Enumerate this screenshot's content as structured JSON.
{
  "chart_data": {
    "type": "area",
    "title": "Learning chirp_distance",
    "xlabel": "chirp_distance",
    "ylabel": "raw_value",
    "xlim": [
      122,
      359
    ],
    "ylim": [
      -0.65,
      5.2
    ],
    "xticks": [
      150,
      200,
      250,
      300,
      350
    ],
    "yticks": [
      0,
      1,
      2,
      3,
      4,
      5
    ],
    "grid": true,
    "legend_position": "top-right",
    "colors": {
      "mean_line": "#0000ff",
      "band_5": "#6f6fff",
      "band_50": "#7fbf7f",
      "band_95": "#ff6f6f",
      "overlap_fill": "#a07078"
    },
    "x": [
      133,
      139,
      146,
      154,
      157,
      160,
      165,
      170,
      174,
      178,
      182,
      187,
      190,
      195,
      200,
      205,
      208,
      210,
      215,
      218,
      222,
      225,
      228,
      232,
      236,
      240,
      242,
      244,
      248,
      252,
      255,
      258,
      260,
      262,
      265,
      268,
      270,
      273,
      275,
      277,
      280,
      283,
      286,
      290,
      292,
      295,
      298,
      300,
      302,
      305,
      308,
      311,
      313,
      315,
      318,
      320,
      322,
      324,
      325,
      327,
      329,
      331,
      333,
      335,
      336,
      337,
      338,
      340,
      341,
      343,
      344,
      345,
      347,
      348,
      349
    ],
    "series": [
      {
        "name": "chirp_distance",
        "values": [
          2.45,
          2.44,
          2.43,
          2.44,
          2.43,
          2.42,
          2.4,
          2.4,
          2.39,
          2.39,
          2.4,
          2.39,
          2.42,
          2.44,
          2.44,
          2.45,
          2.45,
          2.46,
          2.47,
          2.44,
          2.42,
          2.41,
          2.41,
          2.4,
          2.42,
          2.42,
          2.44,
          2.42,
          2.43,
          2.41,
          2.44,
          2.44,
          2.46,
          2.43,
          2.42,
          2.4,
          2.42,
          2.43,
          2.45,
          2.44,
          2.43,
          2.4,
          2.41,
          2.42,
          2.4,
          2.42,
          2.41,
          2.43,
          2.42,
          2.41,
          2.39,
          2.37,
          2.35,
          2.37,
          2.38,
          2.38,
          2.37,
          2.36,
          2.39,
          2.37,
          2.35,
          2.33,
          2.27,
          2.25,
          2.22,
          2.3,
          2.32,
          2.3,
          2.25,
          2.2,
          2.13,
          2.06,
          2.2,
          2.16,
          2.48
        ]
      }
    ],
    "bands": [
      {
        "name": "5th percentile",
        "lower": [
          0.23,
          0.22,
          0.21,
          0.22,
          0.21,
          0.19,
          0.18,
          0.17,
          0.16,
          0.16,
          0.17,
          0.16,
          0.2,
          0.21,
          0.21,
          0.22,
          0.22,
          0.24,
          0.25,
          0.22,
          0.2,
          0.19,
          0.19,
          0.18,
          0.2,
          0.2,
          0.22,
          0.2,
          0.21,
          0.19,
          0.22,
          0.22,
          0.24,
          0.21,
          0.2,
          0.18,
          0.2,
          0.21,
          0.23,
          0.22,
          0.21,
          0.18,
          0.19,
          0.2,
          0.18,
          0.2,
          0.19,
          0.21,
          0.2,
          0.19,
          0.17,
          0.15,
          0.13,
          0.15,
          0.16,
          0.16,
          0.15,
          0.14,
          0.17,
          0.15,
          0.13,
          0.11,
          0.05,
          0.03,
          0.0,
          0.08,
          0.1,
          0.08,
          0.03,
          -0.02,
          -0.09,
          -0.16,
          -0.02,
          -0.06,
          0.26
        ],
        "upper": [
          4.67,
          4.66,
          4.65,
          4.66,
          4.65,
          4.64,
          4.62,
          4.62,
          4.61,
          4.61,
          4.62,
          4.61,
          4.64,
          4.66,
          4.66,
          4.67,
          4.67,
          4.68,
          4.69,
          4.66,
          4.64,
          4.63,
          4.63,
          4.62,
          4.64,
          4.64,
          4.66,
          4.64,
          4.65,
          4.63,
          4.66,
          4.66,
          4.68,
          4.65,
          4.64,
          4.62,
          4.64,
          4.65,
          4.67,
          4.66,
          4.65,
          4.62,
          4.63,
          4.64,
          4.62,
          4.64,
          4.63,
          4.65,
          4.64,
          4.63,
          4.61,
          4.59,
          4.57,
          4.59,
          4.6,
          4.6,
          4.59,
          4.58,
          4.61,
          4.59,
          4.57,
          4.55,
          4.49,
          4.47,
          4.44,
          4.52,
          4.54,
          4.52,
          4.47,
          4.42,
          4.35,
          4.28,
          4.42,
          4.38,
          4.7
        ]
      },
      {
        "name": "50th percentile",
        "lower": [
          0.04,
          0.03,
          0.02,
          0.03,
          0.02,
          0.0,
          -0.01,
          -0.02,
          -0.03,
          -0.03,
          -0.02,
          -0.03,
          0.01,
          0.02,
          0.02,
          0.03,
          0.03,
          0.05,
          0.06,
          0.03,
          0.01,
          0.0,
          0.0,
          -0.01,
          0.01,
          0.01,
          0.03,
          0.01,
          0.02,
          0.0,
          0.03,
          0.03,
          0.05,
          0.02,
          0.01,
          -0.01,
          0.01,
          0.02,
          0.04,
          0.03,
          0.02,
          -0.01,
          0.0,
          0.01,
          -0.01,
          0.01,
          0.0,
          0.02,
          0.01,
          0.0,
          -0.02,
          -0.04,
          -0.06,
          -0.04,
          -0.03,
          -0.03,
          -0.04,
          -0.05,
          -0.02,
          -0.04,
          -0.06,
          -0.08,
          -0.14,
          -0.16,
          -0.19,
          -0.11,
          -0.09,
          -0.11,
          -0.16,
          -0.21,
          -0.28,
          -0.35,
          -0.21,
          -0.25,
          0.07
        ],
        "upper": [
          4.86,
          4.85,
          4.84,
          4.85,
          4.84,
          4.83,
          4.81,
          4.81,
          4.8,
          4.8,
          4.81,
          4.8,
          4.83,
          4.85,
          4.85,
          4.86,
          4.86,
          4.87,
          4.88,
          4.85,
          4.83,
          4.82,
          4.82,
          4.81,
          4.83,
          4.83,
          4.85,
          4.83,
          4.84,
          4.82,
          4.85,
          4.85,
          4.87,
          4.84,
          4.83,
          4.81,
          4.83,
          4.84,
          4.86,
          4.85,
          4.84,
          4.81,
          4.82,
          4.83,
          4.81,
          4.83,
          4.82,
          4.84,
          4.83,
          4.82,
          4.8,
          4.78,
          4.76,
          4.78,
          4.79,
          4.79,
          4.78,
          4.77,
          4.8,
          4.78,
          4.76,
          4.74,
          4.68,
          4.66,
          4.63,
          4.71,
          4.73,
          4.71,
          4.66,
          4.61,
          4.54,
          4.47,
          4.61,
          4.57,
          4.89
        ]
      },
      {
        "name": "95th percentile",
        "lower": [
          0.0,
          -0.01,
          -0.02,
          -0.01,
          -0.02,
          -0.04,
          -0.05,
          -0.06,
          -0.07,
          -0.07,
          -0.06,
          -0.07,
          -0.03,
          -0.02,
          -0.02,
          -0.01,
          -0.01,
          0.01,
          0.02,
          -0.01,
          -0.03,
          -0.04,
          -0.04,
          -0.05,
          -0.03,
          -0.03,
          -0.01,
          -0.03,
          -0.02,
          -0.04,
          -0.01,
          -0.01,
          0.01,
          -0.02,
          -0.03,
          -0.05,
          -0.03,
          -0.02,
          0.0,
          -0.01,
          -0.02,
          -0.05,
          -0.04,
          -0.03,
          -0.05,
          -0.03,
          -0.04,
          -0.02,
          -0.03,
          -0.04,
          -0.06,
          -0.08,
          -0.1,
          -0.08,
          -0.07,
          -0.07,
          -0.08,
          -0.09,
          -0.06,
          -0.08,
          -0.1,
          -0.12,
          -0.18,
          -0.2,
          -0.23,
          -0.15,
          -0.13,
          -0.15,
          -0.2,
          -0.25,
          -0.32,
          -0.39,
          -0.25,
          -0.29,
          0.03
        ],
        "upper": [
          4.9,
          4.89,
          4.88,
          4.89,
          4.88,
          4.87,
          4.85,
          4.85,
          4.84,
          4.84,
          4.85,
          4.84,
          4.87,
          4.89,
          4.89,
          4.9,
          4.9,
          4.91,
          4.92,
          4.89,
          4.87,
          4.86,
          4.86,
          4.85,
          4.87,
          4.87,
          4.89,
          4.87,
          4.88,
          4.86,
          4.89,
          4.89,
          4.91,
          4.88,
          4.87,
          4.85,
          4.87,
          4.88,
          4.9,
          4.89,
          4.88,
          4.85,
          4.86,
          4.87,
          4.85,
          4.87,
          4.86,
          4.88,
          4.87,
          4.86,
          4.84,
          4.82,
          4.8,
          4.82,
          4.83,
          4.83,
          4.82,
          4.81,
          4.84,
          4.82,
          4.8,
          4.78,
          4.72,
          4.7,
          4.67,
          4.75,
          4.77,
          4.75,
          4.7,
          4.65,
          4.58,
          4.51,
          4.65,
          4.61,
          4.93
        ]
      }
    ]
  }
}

^^^^

Scan the data above and copy every line with "name" in it.

Output below:
        "name": "chirp_distance",
        "name": "5th percentile",
        "name": "50th percentile",
        "name": "95th percentile",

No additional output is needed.